-- Start of Text block --

I so enjoyed the presence the Sunfire TGP-5 gave to the helicopters on this HD DVD that I moved on to Apocalypse Now Redux (Paramount Home Entertainment) to further test its abilities, and once again was impressed. The TGP-5 gave an enveloping surround field and seamless transitions. The rumble of arc light when Captain Willard’s (Martin Sheen) team meets the Air Cavalry shook the walls of my room. Helicopters flew around me while the subtle details of the dirt falling back to the ground from explosions remained. Later, in the interrogation scene, the chirping crickets came from all around me while Kurtz (Marlon Brando) scratching his head seemed so real; it felt as though I had just scratched my own stubble. Again, the TGP-5 rendered the video portion of the performance faithfully, with no signs of editorializing.
To test the TGP-5’s musical ability, I cued up Nine Inch Nails’ The Downward Spiral (Interscope Records) on SACD. Trent Reznor is known for making music out of chaos, so his albums can be difficult to reproduce. The ambient sound of “Piggy” pulled me into the music, the blowing wind was eerie and the drums kicked in with force. The final song of the album, and my favorite, “Hurt” makes for a great test of audio gear. The typical NIN bass is present, but the tamed-down vocals and guitars are contrasted with explosions of sound. The TGP-5 did a great job handling the loud passages as easily as the quiet ones and the intensity of the drums kept good separation from the quieter passages, while the wind flowed effortlessly and made for excellent reproduction of this song.

-- End of Text block --
-- Start of Raw data --

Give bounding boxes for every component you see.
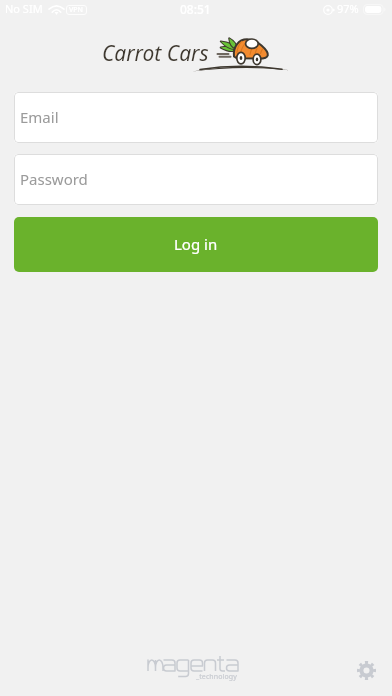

-- End of Raw data --

**Directives**
1) Translate this sentence from the Sunfire TGP-5 review into Spanish: "The TGP-5 gave an enveloping surround field and seamless transitions."
2) Carry on with the Sunfire TGP-5 review, starting after its last sentence.

**Answers to the exercise**
1) El TGP-5 proporcionó un campo surround envolvente y transiciones sin interrupciones.

2)
To test the TGP-5 on something a little softer, I moved on to the DVD-Audio disk of the Grateful Dead Workingman’s Dead (Rhino Records). Though I am not a huge Deadhead, I like this album, and they did a great job remixing it for DVD-Audio. During the opening track “Uncle John’s Band,” the echoes during the harmony were lifelike. Once again, the Sunfire gear easily handled the transitions. “Cumberland Blues” is my favorite song on this album, and the Sunfire TGP-5 did great justice to the fast and fun pace of it. The bouncing bass lines easily came through and I was able to distinguish the individual voices within the harmonies, while the guitar stayed off to the left of the soundstage.
On the title track of Yes’ classic Close to the Edge (Elektra), the bass shone, while the complexity of this piece was clearly reproduced and imaging was so good that I actually checked that my surrounds weren’t on. Bass was punchy and highs were sharp. “And You and I” had a smooth ease to the intro and individual notes remained clear, allowing the background to easily come through. As the rhythm of the song increased, nothing was lost, and the ringing bells seemed to chime from behind me. “Siberian Khatru” showed all the punch and liveliness it’s known for, while the vocals seemed to hover in the middle of my room.
The tuner section of the TGP-5 also performed very well, easily pulling in the more problematic stations in my area. The Dynamic Tuner Noise Reduction did a great job of lowering the noise floor of my Saturday afternoon radio sessions, making them even more enjoyable.